### WHAT NEEDS TO BE DONE
Write out the listing below without alteration, omitting its pictures.

(Dataset excerpts)
++++++++
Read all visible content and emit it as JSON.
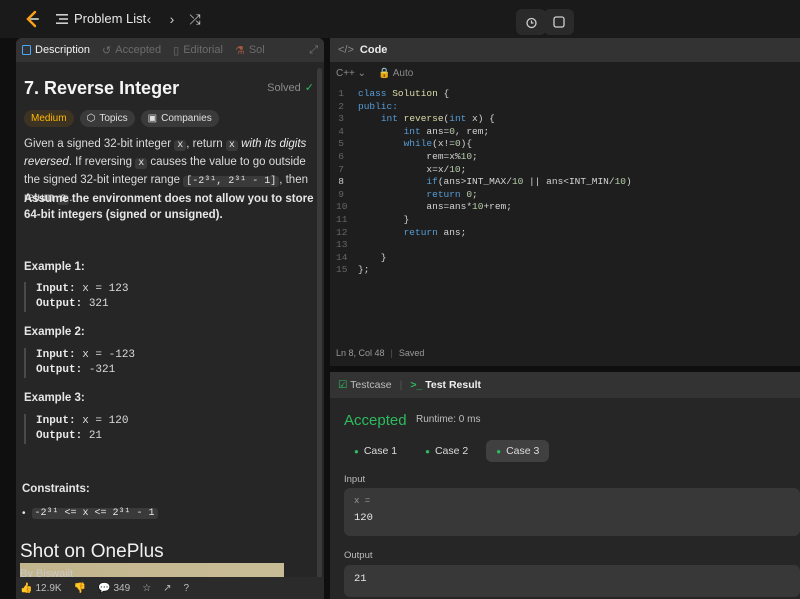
{
  "topbar": {
    "problem_list": "Problem List",
    "prev": "‹",
    "next": "›",
    "shuffle": "⤮"
  },
  "left": {
    "tabs": [
      {
        "label": "Description"
      },
      {
        "label": "Accepted"
      },
      {
        "label": "Editorial"
      },
      {
        "label": "Sol"
      }
    ],
    "title": "7. Reverse Integer",
    "solved": "Solved",
    "chips": {
      "difficulty": "Medium",
      "topics": "Topics",
      "companies": "Companies"
    },
    "desc": {
      "p1": "Given a signed 32-bit integer ",
      "c1": "x",
      "p2": ", return ",
      "c2": "x",
      "p3": " with its digits reversed",
      "p4": ". If reversing ",
      "c3": "x",
      "p5": " causes the value to go outside the signed 32-bit integer range ",
      "c4": "[-2³¹, 2³¹ - 1]",
      "p6": ", then return ",
      "c5": "0",
      "p7": "."
    },
    "assume": "Assume the environment does not allow you to store 64-bit integers (signed or unsigned).",
    "examples": [
      {
        "heading": "Example 1:",
        "input_label": "Input:",
        "input": "x = 123",
        "output_label": "Output:",
        "output": "321"
      },
      {
        "heading": "Example 2:",
        "input_label": "Input:",
        "input": "x = -123",
        "output_label": "Output:",
        "output": "-321"
      },
      {
        "heading": "Example 3:",
        "input_label": "Input:",
        "input": "x = 120",
        "output_label": "Output:",
        "output": "21"
      }
    ],
    "constraints_heading": "Constraints:",
    "constraint": "-2³¹ <= x <= 2³¹ - 1",
    "watermark": "Shot on OnePlus",
    "watermark_sub": "By Biswajit",
    "footer": {
      "likes": "12.9K",
      "comments": "349"
    }
  },
  "code": {
    "heading": "Code",
    "language": "C++",
    "auto": "Auto",
    "lines": [
      "class Solution {",
      "public:",
      "    int reverse(int x) {",
      "        int ans=0, rem;",
      "        while(x!=0){",
      "            rem=x%10;",
      "            x=x/10;",
      "            if(ans>INT_MAX/10 || ans<INT_MIN/10)",
      "            return 0;",
      "            ans=ans*10+rem;",
      "        }",
      "        return ans;",
      "",
      "    }",
      "};"
    ],
    "status_pos": "Ln 8, Col 48",
    "status_saved": "Saved"
  },
  "test": {
    "tab_testcase": "Testcase",
    "tab_result": "Test Result",
    "verdict": "Accepted",
    "runtime": "Runtime: 0 ms",
    "cases": [
      "Case 1",
      "Case 2",
      "Case 3"
    ],
    "input_label": "Input",
    "input_key": "x =",
    "input_value": "120",
    "output_label": "Output",
    "output_value": "21"
  },
  "colors": {
    "accepted": "#2cbb5d",
    "medium": "#ffb800",
    "panel": "#262626"
  }
}
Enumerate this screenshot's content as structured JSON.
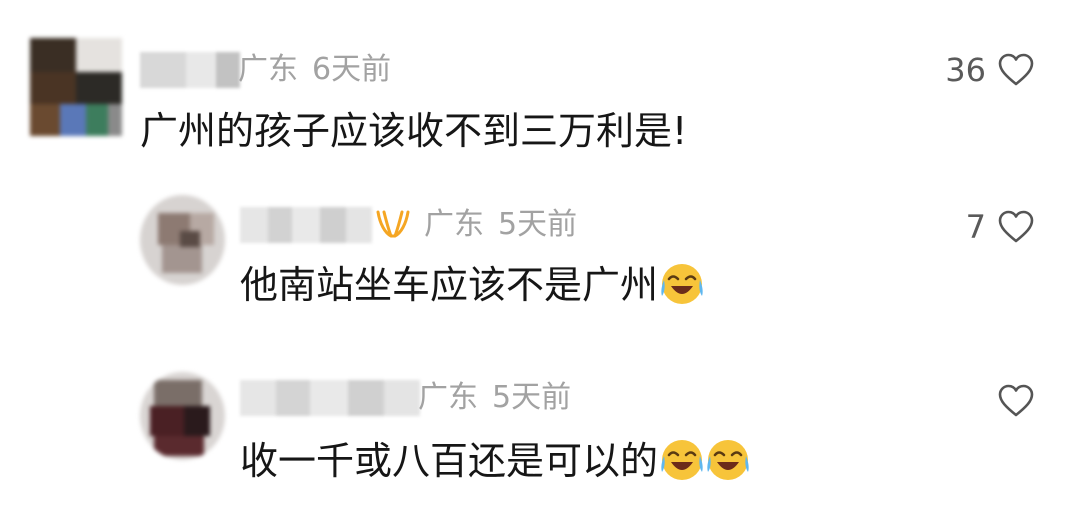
++++++++
### RESPONSE TO THE EXERCISE
Read all visible content and emit it as JSON.
{
  "topbar": {
    "problem_list": "Problem List",
    "prev": "‹",
    "next": "›",
    "shuffle": "⤮"
  },
  "left": {
    "tabs": [
      {
        "label": "Description"
      },
      {
        "label": "Accepted"
      },
      {
        "label": "Editorial"
      },
      {
        "label": "Sol"
      }
    ],
    "title": "7. Reverse Integer",
    "solved": "Solved",
    "chips": {
      "difficulty": "Medium",
      "topics": "Topics",
      "companies": "Companies"
    },
    "desc": {
      "p1": "Given a signed 32-bit integer ",
      "c1": "x",
      "p2": ", return ",
      "c2": "x",
      "p3": " with its digits reversed",
      "p4": ". If reversing ",
      "c3": "x",
      "p5": " causes the value to go outside the signed 32-bit integer range ",
      "c4": "[-2³¹, 2³¹ - 1]",
      "p6": ", then return ",
      "c5": "0",
      "p7": "."
    },
    "assume": "Assume the environment does not allow you to store 64-bit integers (signed or unsigned).",
    "examples": [
      {
        "heading": "Example 1:",
        "input_label": "Input:",
        "input": "x = 123",
        "output_label": "Output:",
        "output": "321"
      },
      {
        "heading": "Example 2:",
        "input_label": "Input:",
        "input": "x = -123",
        "output_label": "Output:",
        "output": "-321"
      },
      {
        "heading": "Example 3:",
        "input_label": "Input:",
        "input": "x = 120",
        "output_label": "Output:",
        "output": "21"
      }
    ],
    "constraints_heading": "Constraints:",
    "constraint": "-2³¹ <= x <= 2³¹ - 1",
    "watermark": "Shot on OnePlus",
    "watermark_sub": "By Biswajit",
    "footer": {
      "likes": "12.9K",
      "comments": "349"
    }
  },
  "code": {
    "heading": "Code",
    "language": "C++",
    "auto": "Auto",
    "lines": [
      "class Solution {",
      "public:",
      "    int reverse(int x) {",
      "        int ans=0, rem;",
      "        while(x!=0){",
      "            rem=x%10;",
      "            x=x/10;",
      "            if(ans>INT_MAX/10 || ans<INT_MIN/10)",
      "            return 0;",
      "            ans=ans*10+rem;",
      "        }",
      "        return ans;",
      "",
      "    }",
      "};"
    ],
    "status_pos": "Ln 8, Col 48",
    "status_saved": "Saved"
  },
  "test": {
    "tab_testcase": "Testcase",
    "tab_result": "Test Result",
    "verdict": "Accepted",
    "runtime": "Runtime: 0 ms",
    "cases": [
      "Case 1",
      "Case 2",
      "Case 3"
    ],
    "input_label": "Input",
    "input_key": "x =",
    "input_value": "120",
    "output_label": "Output",
    "output_value": "21"
  },
  "colors": {
    "accepted": "#2cbb5d",
    "medium": "#ffb800",
    "panel": "#262626"
  }
}
Enumerate this screenshot's content as structured JSON.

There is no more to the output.